• **Challenge**
List, in full, every line in the entries below that contains the string "stator".

• **Material for this exercise**

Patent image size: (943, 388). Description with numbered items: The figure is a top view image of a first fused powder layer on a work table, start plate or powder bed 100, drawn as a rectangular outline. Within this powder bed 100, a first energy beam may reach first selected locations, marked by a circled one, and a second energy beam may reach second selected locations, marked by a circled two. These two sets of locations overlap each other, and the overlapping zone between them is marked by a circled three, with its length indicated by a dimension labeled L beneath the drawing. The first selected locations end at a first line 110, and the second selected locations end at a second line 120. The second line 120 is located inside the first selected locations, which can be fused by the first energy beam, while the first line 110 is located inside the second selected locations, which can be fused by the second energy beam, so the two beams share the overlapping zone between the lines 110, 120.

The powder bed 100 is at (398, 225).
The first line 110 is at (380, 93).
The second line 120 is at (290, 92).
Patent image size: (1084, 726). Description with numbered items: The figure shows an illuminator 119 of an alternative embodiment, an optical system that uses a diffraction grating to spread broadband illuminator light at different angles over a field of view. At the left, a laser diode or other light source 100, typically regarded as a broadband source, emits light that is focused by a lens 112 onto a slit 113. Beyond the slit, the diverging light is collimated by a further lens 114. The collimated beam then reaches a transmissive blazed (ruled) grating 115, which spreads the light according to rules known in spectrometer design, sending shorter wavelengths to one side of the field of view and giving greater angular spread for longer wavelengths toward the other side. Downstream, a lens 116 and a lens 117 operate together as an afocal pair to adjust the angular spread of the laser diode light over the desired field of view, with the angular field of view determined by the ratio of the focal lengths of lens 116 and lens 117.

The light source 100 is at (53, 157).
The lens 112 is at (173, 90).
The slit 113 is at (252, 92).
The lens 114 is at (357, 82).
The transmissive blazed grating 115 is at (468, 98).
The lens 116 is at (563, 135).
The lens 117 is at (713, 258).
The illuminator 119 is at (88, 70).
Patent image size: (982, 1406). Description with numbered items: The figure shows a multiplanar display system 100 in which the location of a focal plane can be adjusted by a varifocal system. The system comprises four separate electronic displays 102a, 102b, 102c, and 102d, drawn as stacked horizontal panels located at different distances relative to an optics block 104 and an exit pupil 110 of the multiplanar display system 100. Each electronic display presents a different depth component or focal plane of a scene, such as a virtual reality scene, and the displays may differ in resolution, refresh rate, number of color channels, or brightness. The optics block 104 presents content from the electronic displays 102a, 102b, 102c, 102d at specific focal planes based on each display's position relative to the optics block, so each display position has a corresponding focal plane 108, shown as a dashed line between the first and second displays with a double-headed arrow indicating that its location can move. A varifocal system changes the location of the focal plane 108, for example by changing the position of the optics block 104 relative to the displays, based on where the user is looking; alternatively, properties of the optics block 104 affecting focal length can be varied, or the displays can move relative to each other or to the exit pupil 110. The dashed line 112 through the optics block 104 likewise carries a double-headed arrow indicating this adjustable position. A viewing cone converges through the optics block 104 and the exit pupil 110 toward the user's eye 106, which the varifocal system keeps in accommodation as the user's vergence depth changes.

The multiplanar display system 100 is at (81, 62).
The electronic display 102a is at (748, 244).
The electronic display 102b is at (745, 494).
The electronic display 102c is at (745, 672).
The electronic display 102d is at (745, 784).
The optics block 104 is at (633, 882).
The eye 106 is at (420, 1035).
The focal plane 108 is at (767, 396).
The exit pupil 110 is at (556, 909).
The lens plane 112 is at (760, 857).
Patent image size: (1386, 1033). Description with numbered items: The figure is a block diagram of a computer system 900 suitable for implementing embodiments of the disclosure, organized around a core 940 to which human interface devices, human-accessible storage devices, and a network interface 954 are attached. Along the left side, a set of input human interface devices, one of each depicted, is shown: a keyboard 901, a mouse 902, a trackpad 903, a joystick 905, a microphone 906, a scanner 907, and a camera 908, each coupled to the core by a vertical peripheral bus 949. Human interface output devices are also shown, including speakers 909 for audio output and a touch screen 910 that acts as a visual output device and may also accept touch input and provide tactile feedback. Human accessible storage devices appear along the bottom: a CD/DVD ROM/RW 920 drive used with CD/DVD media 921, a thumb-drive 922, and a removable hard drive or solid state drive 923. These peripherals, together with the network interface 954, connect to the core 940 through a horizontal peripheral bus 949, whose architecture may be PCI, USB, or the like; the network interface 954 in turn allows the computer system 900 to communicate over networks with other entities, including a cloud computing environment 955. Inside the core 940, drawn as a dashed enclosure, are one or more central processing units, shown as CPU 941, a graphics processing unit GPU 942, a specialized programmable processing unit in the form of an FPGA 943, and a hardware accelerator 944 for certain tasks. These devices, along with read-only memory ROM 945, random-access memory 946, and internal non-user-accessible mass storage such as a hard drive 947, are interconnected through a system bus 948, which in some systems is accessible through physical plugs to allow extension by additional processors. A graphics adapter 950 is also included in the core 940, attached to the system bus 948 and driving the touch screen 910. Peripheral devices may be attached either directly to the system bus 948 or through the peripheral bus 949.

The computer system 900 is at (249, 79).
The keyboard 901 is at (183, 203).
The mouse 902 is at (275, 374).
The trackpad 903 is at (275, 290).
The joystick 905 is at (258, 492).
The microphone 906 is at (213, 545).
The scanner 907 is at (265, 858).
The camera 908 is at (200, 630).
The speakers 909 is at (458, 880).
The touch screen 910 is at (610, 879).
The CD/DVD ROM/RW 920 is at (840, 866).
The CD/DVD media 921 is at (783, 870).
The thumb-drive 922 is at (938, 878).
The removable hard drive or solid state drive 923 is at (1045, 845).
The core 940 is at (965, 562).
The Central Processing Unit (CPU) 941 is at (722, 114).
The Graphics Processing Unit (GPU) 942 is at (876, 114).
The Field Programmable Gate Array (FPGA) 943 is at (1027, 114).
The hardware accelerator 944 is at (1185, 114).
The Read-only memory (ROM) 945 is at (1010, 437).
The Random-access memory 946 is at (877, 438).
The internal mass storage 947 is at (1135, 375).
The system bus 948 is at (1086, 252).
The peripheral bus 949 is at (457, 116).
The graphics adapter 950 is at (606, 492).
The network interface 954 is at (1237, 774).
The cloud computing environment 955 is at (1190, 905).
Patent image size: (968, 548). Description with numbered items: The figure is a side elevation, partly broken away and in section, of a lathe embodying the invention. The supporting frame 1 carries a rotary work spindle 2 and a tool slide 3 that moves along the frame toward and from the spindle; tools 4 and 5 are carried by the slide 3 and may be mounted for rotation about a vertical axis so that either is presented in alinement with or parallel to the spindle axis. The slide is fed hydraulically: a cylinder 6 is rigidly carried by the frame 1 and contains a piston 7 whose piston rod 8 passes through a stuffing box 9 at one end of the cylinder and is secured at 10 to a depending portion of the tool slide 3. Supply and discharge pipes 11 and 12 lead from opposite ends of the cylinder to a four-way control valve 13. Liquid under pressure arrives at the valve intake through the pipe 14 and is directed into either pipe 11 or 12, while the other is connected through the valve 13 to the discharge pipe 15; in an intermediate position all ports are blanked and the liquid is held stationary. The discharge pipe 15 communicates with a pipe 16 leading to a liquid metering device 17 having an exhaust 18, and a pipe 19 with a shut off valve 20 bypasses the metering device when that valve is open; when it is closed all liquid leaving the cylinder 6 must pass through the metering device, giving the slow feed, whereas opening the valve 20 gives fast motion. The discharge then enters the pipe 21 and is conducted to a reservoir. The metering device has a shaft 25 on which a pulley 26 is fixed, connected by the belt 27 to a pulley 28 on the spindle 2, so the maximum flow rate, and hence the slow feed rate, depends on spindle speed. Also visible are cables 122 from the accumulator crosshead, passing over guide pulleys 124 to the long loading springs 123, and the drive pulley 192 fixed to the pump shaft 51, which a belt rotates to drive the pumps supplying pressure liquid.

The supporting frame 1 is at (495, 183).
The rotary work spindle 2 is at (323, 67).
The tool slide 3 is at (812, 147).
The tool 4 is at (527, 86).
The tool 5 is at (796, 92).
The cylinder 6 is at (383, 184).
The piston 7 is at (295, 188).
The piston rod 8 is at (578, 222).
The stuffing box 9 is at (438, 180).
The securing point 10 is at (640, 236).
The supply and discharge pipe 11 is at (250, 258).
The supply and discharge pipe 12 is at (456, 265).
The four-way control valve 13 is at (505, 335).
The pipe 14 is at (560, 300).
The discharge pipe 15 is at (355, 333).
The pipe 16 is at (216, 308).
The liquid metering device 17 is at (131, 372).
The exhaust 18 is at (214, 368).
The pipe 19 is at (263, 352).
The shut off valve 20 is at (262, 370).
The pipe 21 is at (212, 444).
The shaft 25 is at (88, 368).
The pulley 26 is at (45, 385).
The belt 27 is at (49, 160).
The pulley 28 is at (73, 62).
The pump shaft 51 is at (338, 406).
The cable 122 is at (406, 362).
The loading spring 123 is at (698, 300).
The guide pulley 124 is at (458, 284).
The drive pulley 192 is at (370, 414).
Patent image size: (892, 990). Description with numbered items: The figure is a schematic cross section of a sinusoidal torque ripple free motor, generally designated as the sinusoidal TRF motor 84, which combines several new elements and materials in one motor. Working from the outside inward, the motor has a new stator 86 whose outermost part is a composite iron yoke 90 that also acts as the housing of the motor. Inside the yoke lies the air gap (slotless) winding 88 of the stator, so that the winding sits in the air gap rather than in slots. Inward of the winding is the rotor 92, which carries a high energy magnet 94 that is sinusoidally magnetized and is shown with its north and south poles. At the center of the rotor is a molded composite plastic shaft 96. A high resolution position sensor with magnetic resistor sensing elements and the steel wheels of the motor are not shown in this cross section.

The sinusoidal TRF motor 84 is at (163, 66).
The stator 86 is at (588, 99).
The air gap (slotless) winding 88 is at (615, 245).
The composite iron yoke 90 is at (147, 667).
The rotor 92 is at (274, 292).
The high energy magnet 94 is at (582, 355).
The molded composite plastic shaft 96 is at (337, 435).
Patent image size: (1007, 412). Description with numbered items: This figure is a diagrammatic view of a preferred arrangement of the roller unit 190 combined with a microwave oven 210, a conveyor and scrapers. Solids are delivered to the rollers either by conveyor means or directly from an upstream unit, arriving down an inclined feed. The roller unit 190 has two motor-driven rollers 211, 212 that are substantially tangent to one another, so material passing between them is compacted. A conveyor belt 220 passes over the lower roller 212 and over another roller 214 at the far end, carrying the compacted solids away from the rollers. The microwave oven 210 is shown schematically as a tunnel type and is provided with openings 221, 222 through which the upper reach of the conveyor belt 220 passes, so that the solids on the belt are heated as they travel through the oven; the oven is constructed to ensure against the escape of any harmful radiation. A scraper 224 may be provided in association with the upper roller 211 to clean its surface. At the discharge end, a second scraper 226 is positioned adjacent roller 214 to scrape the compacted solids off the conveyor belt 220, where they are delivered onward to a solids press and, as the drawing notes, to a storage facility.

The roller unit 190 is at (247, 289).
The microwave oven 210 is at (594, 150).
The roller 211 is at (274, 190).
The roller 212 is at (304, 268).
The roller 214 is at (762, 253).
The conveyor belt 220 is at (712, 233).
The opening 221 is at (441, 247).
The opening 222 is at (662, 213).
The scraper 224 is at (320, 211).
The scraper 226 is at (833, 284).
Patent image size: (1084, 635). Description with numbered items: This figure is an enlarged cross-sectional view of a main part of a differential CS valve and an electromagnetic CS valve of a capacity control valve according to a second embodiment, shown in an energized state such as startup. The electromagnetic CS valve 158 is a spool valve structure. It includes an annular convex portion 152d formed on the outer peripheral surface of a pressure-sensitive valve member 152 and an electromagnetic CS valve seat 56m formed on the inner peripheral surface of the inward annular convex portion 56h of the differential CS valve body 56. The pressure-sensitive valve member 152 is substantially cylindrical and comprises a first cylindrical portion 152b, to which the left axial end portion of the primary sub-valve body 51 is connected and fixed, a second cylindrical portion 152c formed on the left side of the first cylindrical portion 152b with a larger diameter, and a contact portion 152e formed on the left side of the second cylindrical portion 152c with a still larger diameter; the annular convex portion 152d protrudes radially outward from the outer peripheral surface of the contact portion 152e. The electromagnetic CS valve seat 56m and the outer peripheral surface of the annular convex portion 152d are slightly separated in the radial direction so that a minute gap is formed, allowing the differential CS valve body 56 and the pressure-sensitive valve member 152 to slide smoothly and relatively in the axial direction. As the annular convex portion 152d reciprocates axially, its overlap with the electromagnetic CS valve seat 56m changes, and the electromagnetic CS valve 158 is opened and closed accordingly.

• **Output below**
Patent image size: (892, 990). Description with numbered items: The figure is a schematic cross section of a sinusoidal torque ripple free motor, generally designated as the sinusoidal TRF motor 84, which combines several new elements and materials in one motor. Working from the outside inward, the motor has a new stator 86 whose outermost part is a composite iron yoke 90 that also acts as the housing of the motor. Inside the yoke lies the air gap (slotless) winding 88 of the stator, so that the winding sits in the air gap rather than in slots. Inward of the winding is the rotor 92, which carries a high energy magnet 94 that is sinusoidally magnetized and is shown with its north and south poles. At the center of the rotor is a molded composite plastic shaft 96. A high resolution position sensor with magnetic resistor sensing elements and the steel wheels of the motor are not shown in this cross section.
The stator 86 is at (588, 99).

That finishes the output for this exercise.